═══ Data supplied

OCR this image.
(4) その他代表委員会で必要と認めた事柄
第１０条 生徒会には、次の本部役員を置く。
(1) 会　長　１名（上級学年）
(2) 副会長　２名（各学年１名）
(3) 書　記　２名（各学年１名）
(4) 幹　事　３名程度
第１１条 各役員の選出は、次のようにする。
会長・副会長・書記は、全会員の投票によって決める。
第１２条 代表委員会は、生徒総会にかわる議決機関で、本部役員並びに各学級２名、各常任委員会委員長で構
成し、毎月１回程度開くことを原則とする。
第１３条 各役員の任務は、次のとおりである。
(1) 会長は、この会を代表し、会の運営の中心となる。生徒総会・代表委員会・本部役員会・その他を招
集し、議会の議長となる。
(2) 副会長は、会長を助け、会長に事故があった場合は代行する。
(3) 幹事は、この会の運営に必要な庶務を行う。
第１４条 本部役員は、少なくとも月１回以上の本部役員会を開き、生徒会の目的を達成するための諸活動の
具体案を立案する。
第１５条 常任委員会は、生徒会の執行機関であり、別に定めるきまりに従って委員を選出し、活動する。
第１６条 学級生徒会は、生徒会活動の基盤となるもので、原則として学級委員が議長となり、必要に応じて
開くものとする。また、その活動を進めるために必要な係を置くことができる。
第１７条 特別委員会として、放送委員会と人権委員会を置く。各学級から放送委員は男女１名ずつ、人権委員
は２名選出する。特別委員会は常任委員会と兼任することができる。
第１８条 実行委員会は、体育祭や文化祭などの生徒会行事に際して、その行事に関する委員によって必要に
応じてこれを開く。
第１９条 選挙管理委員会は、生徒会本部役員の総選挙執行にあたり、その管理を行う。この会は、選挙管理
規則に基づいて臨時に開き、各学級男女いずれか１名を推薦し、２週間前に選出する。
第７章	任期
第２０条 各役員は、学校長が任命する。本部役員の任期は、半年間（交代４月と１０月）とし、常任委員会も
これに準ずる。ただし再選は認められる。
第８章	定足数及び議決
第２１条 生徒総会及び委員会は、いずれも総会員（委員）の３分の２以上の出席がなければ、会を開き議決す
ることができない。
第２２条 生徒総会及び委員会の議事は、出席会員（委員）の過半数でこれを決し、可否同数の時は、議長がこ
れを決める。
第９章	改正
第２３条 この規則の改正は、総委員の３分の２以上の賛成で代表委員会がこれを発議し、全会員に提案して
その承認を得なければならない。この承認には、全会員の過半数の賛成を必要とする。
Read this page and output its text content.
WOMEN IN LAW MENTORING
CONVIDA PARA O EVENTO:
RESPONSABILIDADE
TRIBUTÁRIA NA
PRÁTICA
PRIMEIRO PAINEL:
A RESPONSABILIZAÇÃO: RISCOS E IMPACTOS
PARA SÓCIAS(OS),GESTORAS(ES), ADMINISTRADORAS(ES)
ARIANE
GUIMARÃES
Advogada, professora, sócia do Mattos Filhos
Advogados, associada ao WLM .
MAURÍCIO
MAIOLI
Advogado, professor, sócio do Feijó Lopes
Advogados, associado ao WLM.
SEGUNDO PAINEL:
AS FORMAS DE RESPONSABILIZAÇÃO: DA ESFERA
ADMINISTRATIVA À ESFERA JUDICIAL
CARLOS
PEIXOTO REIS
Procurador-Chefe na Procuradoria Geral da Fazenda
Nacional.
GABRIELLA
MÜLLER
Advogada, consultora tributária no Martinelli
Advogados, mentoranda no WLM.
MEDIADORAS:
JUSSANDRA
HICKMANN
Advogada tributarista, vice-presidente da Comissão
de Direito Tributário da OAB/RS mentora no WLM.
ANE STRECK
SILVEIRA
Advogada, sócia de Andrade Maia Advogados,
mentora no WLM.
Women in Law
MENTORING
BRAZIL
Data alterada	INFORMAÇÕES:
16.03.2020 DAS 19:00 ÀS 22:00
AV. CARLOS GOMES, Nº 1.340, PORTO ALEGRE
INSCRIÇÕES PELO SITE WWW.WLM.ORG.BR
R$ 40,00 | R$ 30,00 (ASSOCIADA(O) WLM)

══════

→ Problem
Without leaving anything out, give the entries again exactly.

→ Written answer
OCR this image.
(4) その他代表委員会で必要と認めた事柄
第１０条 生徒会には、次の本部役員を置く。
(1) 会　長　１名（上級学年）
(2) 副会長　２名（各学年１名）
(3) 書　記　２名（各学年１名）
(4) 幹　事　３名程度
第１１条 各役員の選出は、次のようにする。
会長・副会長・書記は、全会員の投票によって決める。
第１２条 代表委員会は、生徒総会にかわる議決機関で、本部役員並びに各学級２名、各常任委員会委員長で構
成し、毎月１回程度開くことを原則とする。
第１３条 各役員の任務は、次のとおりである。
(1) 会長は、この会を代表し、会の運営の中心となる。生徒総会・代表委員会・本部役員会・その他を招
集し、議会の議長となる。
(2) 副会長は、会長を助け、会長に事故があった場合は代行する。
(3) 幹事は、この会の運営に必要な庶務を行う。
第１４条 本部役員は、少なくとも月１回以上の本部役員会を開き、生徒会の目的を達成するための諸活動の
具体案を立案する。
第１５条 常任委員会は、生徒会の執行機関であり、別に定めるきまりに従って委員を選出し、活動する。
第１６条 学級生徒会は、生徒会活動の基盤となるもので、原則として学級委員が議長となり、必要に応じて
開くものとする。また、その活動を進めるために必要な係を置くことができる。
第１７条 特別委員会として、放送委員会と人権委員会を置く。各学級から放送委員は男女１名ずつ、人権委員
は２名選出する。特別委員会は常任委員会と兼任することができる。
第１８条 実行委員会は、体育祭や文化祭などの生徒会行事に際して、その行事に関する委員によって必要に
応じてこれを開く。
第１９条 選挙管理委員会は、生徒会本部役員の総選挙執行にあたり、その管理を行う。この会は、選挙管理
規則に基づいて臨時に開き、各学級男女いずれか１名を推薦し、２週間前に選出する。
第７章	任期
第２０条 各役員は、学校長が任命する。本部役員の任期は、半年間（交代４月と１０月）とし、常任委員会も
これに準ずる。ただし再選は認められる。
第８章	定足数及び議決
第２１条 生徒総会及び委員会は、いずれも総会員（委員）の３分の２以上の出席がなければ、会を開き議決す
ることができない。
第２２条 生徒総会及び委員会の議事は、出席会員（委員）の過半数でこれを決し、可否同数の時は、議長がこ
れを決める。
第９章	改正
第２３条 この規則の改正は、総委員の３分の２以上の賛成で代表委員会がこれを発議し、全会員に提案して
その承認を得なければならない。この承認には、全会員の過半数の賛成を必要とする。
Read this page and output its text content.
WOMEN IN LAW MENTORING
CONVIDA PARA O EVENTO:
RESPONSABILIDADE
TRIBUTÁRIA NA
PRÁTICA
PRIMEIRO PAINEL:
A RESPONSABILIZAÇÃO: RISCOS E IMPACTOS
PARA SÓCIAS(OS),GESTORAS(ES), ADMINISTRADORAS(ES)
ARIANE
GUIMARÃES
Advogada, professora, sócia do Mattos Filhos
Advogados, associada ao WLM .
MAURÍCIO
MAIOLI
Advogado, professor, sócio do Feijó Lopes
Advogados, associado ao WLM.
SEGUNDO PAINEL:
AS FORMAS DE RESPONSABILIZAÇÃO: DA ESFERA
ADMINISTRATIVA À ESFERA JUDICIAL
CARLOS
PEIXOTO REIS
Procurador-Chefe na Procuradoria Geral da Fazenda
Nacional.
GABRIELLA
MÜLLER
Advogada, consultora tributária no Martinelli
Advogados, mentoranda no WLM.
MEDIADORAS:
JUSSANDRA
HICKMANN
Advogada tributarista, vice-presidente da Comissão
de Direito Tributário da OAB/RS mentora no WLM.
ANE STRECK
SILVEIRA
Advogada, sócia de Andrade Maia Advogados,
mentora no WLM.
Women in Law
MENTORING
BRAZIL
Data alterada	INFORMAÇÕES:
16.03.2020 DAS 19:00 ÀS 22:00
AV. CARLOS GOMES, Nº 1.340, PORTO ALEGRE
INSCRIÇÕES PELO SITE WWW.WLM.ORG.BR
R$ 40,00 | R$ 30,00 (ASSOCIADA(O) WLM)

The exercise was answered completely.